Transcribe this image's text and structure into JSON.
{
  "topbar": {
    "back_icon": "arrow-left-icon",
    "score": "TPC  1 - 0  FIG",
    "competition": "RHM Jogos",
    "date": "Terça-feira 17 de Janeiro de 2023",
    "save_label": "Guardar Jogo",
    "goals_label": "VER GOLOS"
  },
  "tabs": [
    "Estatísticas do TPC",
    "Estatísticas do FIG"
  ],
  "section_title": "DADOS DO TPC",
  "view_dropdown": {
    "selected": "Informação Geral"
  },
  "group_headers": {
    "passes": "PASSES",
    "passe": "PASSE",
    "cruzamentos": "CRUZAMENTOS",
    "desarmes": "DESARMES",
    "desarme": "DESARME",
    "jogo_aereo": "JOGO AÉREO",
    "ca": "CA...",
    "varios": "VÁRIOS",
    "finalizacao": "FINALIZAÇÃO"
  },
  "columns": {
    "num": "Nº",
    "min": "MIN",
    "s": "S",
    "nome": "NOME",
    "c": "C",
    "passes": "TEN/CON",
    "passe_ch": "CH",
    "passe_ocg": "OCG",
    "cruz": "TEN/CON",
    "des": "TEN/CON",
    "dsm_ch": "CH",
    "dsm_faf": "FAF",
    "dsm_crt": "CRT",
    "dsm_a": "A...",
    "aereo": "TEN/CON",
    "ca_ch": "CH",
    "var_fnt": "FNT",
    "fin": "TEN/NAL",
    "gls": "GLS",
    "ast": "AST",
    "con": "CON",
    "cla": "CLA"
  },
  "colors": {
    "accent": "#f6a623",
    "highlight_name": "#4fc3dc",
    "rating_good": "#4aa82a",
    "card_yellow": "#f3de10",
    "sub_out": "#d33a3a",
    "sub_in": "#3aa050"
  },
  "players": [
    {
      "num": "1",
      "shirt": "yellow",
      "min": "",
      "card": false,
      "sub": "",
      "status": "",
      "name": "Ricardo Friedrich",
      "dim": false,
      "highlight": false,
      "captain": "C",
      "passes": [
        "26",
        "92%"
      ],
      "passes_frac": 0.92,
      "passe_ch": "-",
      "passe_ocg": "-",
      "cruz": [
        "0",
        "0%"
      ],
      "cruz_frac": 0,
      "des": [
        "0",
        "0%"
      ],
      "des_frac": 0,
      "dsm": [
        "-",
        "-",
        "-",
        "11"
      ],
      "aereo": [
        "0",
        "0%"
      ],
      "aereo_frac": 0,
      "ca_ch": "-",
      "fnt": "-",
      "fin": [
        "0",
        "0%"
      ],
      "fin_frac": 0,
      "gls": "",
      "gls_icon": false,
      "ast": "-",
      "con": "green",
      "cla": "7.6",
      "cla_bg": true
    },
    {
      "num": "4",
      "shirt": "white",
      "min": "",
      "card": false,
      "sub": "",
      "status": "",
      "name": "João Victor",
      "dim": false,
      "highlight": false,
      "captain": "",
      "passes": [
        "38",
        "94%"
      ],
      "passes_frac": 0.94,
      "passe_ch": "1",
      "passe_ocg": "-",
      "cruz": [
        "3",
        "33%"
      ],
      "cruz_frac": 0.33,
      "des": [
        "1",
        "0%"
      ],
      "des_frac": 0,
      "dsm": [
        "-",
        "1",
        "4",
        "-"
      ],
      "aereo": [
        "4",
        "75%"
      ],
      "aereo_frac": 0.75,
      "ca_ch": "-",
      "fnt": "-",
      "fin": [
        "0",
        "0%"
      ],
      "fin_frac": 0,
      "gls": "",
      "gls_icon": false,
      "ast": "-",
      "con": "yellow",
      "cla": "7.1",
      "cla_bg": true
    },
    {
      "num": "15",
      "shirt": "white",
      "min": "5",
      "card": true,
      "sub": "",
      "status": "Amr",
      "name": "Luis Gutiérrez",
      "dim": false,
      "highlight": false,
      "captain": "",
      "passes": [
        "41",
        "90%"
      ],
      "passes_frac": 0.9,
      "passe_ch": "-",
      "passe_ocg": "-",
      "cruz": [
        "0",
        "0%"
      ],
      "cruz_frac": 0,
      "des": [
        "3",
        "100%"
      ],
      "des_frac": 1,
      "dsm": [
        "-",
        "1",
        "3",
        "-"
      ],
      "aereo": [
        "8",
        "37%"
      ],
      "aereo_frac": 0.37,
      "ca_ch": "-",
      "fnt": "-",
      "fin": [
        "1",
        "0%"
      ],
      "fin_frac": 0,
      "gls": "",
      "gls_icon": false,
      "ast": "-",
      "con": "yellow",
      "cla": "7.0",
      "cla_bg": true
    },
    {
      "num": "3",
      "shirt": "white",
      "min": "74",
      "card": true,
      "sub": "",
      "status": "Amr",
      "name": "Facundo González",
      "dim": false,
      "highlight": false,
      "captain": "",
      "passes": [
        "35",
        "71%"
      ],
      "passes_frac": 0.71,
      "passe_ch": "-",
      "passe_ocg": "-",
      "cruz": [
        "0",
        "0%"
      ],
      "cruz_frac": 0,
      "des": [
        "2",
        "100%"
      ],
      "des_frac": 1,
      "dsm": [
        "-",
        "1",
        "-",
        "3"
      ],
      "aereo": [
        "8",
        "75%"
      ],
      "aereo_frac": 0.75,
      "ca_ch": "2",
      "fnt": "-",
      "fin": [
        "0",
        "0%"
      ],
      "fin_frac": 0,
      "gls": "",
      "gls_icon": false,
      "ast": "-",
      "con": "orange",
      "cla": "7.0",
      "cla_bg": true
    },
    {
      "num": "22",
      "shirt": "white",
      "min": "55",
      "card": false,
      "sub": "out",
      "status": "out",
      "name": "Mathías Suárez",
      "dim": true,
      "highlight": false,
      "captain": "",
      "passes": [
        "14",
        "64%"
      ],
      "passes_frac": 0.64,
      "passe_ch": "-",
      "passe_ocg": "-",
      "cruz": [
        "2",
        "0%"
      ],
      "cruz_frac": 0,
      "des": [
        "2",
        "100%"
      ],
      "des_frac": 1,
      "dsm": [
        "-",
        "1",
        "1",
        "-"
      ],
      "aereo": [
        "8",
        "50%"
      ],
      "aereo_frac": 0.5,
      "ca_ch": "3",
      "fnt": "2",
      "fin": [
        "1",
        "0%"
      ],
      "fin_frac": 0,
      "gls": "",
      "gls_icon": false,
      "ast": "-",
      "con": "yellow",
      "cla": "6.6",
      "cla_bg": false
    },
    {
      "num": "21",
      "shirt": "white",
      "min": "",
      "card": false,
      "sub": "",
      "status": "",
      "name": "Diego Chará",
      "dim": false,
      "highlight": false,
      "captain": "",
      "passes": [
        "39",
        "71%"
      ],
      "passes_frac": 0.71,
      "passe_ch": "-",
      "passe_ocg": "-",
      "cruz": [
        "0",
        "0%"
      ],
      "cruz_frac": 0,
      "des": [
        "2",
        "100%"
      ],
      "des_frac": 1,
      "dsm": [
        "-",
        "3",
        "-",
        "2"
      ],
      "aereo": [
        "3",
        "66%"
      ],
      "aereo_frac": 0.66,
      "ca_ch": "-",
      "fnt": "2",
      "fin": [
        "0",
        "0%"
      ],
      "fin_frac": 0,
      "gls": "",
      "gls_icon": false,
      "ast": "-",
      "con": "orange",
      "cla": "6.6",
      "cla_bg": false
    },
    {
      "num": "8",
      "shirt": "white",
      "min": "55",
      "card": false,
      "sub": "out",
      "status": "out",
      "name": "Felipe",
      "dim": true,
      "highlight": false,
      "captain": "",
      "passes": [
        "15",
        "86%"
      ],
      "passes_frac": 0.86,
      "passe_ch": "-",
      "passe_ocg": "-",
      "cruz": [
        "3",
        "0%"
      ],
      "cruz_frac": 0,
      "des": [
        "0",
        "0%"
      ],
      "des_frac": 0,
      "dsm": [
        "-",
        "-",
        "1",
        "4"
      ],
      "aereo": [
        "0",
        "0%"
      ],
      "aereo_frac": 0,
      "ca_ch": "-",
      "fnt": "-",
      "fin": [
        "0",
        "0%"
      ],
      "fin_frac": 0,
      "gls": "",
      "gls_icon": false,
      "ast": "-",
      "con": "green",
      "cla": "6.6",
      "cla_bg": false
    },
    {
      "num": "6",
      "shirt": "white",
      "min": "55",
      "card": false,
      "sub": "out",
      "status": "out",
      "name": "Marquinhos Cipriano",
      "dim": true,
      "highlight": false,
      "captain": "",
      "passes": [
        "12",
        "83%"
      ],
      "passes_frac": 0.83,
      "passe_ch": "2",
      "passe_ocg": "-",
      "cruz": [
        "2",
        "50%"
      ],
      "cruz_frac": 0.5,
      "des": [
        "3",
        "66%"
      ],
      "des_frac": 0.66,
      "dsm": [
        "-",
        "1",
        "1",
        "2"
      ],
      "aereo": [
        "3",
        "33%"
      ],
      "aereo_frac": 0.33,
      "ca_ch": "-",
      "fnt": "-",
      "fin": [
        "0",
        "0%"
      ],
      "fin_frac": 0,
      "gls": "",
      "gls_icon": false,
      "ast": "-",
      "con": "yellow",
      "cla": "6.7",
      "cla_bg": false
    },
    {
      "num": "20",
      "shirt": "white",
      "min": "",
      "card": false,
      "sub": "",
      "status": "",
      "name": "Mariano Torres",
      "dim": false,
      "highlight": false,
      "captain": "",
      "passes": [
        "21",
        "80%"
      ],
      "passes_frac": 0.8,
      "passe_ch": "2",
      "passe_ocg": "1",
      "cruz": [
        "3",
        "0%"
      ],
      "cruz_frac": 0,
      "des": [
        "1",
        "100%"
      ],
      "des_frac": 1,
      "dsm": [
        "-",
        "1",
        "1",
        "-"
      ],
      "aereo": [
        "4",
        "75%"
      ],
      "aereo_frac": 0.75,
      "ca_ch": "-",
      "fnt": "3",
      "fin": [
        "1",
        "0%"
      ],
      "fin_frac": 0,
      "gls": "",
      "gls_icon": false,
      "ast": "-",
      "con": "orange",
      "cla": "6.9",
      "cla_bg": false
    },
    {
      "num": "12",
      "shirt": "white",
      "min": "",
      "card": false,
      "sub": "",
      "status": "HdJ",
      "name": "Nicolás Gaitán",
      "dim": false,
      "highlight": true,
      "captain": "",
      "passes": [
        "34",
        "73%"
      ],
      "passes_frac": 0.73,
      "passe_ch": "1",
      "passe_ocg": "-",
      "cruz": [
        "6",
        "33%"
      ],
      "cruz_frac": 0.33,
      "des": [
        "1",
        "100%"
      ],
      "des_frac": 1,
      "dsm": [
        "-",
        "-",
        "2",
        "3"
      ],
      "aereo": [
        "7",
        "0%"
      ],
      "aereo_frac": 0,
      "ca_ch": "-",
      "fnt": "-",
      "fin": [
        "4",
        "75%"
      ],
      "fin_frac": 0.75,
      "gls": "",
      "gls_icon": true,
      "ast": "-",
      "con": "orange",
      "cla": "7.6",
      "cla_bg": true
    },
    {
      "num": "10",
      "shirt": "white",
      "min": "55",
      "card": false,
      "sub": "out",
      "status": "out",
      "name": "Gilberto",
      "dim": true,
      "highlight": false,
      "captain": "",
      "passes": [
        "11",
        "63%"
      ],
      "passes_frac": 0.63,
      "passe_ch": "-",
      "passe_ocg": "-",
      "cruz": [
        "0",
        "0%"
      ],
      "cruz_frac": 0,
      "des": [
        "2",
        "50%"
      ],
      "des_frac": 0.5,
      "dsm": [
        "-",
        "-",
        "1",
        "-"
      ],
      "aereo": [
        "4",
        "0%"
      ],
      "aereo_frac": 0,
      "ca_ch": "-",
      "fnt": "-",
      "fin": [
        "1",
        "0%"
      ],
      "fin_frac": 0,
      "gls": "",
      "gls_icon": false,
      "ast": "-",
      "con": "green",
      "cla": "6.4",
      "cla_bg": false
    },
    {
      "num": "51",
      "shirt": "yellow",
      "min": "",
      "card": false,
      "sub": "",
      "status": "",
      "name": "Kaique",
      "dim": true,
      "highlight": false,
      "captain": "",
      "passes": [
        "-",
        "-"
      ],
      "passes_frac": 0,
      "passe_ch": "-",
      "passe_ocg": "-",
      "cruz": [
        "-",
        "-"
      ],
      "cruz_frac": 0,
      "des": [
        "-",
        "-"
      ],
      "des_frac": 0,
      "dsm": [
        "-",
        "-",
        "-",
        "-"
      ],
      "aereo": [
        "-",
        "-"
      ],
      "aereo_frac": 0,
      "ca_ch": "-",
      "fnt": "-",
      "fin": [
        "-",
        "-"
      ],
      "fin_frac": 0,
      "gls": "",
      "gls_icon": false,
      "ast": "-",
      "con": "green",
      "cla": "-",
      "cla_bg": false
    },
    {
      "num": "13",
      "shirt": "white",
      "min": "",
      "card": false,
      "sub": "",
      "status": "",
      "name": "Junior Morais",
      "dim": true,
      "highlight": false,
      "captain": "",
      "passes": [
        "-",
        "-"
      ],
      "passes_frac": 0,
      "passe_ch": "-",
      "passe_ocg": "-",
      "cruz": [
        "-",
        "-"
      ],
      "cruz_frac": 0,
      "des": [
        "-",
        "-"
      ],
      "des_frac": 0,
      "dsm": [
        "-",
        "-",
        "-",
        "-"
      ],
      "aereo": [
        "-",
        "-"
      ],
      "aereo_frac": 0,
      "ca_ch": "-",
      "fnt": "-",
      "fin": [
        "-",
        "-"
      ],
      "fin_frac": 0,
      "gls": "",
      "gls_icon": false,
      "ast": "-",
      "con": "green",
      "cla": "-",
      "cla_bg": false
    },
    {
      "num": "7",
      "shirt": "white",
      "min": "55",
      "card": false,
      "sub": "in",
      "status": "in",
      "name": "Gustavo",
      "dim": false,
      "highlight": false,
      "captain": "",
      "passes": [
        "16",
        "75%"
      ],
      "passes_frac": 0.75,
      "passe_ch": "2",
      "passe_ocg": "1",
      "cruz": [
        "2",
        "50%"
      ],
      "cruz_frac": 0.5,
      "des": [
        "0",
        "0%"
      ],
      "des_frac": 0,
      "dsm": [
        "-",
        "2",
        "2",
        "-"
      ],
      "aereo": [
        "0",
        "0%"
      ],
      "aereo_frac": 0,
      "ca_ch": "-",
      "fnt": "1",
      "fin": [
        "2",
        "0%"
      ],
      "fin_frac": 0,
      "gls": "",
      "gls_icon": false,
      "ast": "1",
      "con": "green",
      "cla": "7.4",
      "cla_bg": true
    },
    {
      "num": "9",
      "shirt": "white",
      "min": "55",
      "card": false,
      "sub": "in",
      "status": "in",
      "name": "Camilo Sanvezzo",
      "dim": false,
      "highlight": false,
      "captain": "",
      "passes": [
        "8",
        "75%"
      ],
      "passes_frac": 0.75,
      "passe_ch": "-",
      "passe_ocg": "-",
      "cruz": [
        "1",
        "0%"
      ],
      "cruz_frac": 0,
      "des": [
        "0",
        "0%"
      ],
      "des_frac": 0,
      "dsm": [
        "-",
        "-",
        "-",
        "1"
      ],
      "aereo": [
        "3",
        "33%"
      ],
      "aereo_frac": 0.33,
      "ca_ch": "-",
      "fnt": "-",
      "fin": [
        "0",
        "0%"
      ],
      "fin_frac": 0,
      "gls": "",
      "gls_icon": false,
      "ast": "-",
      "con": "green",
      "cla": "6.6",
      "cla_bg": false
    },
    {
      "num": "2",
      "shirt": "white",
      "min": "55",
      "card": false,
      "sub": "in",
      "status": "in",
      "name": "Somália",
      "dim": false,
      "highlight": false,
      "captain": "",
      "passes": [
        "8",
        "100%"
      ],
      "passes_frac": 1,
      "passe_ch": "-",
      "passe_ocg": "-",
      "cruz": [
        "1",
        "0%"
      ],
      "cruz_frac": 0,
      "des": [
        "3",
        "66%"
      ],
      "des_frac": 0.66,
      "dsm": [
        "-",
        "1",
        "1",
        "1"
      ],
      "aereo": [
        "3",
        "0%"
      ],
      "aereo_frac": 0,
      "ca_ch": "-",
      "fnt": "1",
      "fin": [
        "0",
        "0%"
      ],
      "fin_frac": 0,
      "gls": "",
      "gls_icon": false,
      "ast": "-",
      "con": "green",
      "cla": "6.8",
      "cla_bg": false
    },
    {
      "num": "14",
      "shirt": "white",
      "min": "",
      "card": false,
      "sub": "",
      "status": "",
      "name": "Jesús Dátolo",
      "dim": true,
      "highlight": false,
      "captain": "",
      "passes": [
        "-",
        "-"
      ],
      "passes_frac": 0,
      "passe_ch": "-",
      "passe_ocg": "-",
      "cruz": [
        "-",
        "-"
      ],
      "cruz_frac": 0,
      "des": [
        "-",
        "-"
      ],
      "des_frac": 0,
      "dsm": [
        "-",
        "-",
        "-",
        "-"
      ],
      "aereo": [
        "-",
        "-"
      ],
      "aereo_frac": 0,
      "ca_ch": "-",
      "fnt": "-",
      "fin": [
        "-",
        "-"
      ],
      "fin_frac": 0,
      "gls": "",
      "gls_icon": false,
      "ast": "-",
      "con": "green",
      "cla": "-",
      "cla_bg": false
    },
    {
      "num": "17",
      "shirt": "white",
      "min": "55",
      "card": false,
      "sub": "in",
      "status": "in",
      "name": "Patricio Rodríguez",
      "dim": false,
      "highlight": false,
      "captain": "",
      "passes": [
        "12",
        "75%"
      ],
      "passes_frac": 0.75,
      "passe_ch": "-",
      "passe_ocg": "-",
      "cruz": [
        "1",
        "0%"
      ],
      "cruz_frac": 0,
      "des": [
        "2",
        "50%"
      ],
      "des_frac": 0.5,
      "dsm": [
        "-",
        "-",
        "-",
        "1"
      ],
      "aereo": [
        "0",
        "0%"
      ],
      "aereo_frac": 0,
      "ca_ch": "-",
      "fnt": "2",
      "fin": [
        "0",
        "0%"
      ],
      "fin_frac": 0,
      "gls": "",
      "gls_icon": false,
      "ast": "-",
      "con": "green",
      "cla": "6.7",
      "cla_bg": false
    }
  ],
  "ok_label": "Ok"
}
▬▬▬▬▬▬
:: TASK PROMPT ::
Copy every line in the records above that contains the word "Estatísticas".

:: SOLVED EXERCISE ::
    "Estatísticas do TPC",
    "Estatísticas do FIG"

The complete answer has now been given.